Items from a data source:
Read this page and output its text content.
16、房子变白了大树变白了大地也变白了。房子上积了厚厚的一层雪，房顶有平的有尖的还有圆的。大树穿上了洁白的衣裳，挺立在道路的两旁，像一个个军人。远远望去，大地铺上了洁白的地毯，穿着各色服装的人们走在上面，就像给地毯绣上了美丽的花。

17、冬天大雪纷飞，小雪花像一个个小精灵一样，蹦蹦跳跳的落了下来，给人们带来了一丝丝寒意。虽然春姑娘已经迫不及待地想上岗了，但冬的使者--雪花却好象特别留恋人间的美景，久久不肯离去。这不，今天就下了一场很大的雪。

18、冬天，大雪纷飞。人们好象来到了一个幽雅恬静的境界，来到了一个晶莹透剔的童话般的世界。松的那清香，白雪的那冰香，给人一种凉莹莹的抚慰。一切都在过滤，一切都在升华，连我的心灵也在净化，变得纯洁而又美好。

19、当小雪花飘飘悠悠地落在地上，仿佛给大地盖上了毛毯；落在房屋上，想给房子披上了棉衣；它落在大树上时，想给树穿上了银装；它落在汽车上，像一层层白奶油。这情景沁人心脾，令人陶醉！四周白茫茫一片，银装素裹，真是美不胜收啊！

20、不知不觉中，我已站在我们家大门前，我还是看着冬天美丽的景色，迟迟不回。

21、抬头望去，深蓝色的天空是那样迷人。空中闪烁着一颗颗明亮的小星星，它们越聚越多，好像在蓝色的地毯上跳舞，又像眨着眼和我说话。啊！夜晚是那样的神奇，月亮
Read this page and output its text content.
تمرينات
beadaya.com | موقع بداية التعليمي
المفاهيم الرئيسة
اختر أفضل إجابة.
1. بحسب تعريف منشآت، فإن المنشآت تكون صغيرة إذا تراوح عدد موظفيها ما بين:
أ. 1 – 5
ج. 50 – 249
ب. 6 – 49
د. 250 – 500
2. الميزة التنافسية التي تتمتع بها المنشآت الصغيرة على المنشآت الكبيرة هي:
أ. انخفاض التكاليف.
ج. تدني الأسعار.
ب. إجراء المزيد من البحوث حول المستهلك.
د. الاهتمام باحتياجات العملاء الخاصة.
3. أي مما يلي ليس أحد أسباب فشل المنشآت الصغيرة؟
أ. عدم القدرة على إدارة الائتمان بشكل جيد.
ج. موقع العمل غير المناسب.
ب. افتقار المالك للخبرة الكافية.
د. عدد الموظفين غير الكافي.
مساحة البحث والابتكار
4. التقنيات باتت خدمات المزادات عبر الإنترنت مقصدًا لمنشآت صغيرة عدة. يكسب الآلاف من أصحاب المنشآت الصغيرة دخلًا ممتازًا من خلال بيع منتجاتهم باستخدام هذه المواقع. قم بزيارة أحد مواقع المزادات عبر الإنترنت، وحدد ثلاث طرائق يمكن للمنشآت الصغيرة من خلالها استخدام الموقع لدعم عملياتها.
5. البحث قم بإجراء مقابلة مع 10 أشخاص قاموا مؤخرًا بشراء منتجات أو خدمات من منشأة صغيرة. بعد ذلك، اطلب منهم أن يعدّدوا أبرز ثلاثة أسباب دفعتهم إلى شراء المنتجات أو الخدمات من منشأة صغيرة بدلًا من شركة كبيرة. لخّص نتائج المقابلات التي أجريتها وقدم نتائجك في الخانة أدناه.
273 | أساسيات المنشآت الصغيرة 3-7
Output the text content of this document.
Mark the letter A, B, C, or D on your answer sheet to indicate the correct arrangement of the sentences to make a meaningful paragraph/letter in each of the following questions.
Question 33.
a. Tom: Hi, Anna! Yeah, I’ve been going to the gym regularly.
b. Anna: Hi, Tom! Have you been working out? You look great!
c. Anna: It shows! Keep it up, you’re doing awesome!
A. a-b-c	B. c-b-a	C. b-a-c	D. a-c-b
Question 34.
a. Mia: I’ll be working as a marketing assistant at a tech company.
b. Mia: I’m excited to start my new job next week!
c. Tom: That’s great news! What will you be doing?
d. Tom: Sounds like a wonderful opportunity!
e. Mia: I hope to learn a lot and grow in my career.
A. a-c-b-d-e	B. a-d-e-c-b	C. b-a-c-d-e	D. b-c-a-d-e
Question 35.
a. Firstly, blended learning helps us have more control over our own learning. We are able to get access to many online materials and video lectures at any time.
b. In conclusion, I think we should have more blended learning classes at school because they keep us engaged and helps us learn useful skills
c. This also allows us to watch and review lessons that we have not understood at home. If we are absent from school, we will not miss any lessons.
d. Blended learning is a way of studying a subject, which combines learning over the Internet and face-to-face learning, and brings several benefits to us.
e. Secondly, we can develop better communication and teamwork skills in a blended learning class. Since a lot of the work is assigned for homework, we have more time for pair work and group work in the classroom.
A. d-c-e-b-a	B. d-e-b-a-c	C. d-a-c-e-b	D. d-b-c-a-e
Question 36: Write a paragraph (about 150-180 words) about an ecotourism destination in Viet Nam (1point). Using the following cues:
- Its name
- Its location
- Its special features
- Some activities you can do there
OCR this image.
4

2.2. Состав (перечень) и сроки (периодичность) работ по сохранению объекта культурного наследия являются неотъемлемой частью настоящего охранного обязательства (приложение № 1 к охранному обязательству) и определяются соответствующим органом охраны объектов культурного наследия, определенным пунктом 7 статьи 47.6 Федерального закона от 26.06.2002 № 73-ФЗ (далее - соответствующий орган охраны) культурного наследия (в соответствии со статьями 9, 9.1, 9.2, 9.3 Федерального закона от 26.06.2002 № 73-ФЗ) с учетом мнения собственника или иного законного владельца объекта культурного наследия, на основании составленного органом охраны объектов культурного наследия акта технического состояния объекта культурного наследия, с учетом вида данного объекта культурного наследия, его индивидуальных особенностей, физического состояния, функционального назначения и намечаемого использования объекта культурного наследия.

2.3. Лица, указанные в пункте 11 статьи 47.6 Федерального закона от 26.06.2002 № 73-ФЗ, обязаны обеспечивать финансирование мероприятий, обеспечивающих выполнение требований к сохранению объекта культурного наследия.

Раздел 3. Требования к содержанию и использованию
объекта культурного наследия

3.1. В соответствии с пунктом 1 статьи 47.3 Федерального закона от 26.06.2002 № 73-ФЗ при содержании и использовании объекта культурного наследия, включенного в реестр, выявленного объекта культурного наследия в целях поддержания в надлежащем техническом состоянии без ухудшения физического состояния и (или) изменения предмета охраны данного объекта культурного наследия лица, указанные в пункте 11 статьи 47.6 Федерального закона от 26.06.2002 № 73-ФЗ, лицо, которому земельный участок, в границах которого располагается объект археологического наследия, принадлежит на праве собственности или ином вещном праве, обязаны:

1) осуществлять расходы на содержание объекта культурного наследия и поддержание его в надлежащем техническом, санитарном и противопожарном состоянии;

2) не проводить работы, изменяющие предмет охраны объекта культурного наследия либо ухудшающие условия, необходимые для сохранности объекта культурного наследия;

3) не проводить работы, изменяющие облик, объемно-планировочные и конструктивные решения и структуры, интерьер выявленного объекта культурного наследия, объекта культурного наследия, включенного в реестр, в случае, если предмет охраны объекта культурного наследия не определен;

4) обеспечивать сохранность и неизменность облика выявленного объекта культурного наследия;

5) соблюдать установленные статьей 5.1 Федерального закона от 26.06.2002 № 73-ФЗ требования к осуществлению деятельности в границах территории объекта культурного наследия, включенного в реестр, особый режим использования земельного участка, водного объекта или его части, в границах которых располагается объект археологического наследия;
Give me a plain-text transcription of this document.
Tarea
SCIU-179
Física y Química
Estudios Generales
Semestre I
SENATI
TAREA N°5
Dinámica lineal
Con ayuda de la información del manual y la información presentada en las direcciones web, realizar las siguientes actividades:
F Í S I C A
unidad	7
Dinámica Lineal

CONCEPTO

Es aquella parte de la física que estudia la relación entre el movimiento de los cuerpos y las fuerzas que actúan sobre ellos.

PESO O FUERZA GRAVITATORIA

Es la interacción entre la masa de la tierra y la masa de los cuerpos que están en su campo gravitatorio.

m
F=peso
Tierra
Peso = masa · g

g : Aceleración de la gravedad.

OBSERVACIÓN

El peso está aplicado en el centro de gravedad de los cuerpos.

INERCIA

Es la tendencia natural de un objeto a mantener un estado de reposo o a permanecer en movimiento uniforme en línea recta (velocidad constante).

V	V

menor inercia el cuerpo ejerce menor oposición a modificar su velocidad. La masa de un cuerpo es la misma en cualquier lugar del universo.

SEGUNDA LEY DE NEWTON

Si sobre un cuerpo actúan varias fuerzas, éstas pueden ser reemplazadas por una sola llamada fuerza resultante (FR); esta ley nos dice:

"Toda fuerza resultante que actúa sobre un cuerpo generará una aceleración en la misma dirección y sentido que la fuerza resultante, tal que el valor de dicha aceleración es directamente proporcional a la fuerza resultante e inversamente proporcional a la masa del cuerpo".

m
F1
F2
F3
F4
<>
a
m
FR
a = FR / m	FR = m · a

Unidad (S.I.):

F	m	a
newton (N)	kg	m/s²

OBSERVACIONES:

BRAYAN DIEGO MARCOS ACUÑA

WHAT IS NEEDED:
Repeat only the stretch of lines that opens with the line containing "Give me a plain-text" and closes with the final line of the entries, both included, exactly as written.

REPLY:
Give me a plain-text transcription of this document.
Tarea
SCIU-179
Física y Química
Estudios Generales
Semestre I
SENATI
TAREA N°5
Dinámica lineal
Con ayuda de la información del manual y la información presentada en las direcciones web, realizar las siguientes actividades:
F Í S I C A
unidad	7
Dinámica Lineal

CONCEPTO

Es aquella parte de la física que estudia la relación entre el movimiento de los cuerpos y las fuerzas que actúan sobre ellos.

PESO O FUERZA GRAVITATORIA

Es la interacción entre la masa de la tierra y la masa de los cuerpos que están en su campo gravitatorio.

m
F=peso
Tierra
Peso = masa · g

g : Aceleración de la gravedad.

OBSERVACIÓN

El peso está aplicado en el centro de gravedad de los cuerpos.

INERCIA

Es la tendencia natural de un objeto a mantener un estado de reposo o a permanecer en movimiento uniforme en línea recta (velocidad constante).

V	V

menor inercia el cuerpo ejerce menor oposición a modificar su velocidad. La masa de un cuerpo es la misma en cualquier lugar del universo.

SEGUNDA LEY DE NEWTON

Si sobre un cuerpo actúan varias fuerzas, éstas pueden ser reemplazadas por una sola llamada fuerza resultante (FR); esta ley nos dice:

"Toda fuerza resultante que actúa sobre un cuerpo generará una aceleración en la misma dirección y sentido que la fuerza resultante, tal que el valor de dicha aceleración es directamente proporcional a la fuerza resultante e inversamente proporcional a la masa del cuerpo".

m
F1
F2
F3
F4
<>
a
m
FR
a = FR / m	FR = m · a

Unidad (S.I.):

F	m	a
newton (N)	kg	m/s²

OBSERVACIONES:

BRAYAN DIEGO MARCOS ACUÑA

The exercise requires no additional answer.